§ **Exercise description**:
Collect each line of the entries that holds the string "Kirche".

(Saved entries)
● ● ● ● ●

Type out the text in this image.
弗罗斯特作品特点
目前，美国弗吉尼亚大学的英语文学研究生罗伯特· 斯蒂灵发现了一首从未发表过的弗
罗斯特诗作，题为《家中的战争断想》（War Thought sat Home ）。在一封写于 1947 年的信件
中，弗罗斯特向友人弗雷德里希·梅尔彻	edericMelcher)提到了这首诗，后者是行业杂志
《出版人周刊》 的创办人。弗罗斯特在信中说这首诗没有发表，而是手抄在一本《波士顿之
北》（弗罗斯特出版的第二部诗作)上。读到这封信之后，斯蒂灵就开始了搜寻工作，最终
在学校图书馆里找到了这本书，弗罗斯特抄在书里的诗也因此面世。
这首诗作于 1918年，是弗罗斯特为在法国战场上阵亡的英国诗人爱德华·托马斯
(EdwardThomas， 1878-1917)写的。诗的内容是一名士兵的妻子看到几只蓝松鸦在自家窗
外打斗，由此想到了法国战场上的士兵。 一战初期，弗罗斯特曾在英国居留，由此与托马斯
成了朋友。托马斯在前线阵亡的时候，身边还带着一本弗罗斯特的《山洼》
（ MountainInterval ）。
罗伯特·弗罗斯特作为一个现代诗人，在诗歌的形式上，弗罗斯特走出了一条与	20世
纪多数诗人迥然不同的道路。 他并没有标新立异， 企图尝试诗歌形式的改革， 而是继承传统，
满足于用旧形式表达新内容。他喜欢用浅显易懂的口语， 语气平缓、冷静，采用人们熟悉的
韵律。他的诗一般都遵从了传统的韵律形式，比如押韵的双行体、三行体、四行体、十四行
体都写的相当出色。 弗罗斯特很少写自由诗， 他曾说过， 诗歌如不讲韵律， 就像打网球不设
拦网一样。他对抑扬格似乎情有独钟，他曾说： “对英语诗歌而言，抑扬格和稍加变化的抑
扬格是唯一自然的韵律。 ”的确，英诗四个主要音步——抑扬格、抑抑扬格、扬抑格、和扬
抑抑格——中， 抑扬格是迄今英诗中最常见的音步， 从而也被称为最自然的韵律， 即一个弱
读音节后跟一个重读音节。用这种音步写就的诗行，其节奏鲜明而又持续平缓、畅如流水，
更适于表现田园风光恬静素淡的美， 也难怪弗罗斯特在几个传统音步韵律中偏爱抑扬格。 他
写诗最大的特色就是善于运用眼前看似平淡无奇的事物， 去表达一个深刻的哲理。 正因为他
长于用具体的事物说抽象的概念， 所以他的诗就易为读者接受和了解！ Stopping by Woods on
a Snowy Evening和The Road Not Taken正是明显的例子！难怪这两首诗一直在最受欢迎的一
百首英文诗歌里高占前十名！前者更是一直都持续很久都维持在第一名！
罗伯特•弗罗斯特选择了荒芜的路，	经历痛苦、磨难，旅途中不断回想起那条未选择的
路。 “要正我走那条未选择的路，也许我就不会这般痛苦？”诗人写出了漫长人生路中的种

● ● ● ● ●

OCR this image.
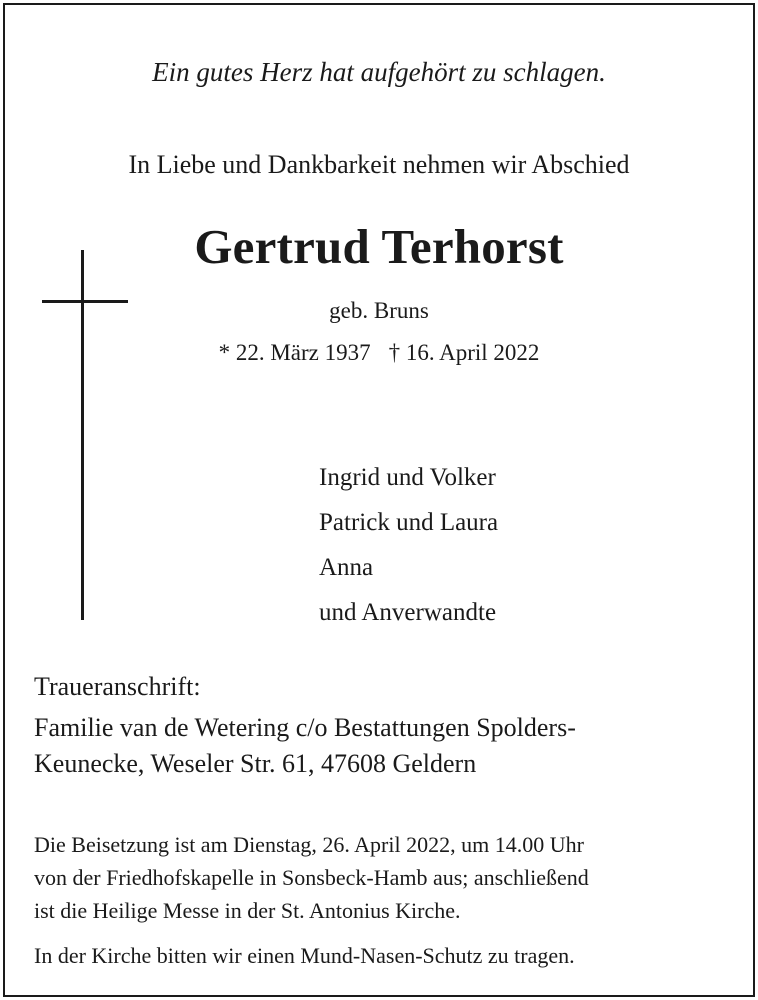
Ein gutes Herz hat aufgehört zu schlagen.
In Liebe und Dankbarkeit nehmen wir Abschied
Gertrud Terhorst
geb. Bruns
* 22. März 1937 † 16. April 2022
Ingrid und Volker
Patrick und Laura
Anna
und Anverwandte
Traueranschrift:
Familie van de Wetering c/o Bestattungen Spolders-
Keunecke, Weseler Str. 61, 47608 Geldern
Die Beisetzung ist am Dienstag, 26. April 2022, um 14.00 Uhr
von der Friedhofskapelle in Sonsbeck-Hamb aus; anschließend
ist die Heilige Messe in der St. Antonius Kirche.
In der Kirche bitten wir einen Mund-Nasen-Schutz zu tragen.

● ● ● ● ●

§ **Full answer**:
ist die Heilige Messe in der St. Antonius Kirche.
In der Kirche bitten wir einen Mund-Nasen-Schutz zu tragen.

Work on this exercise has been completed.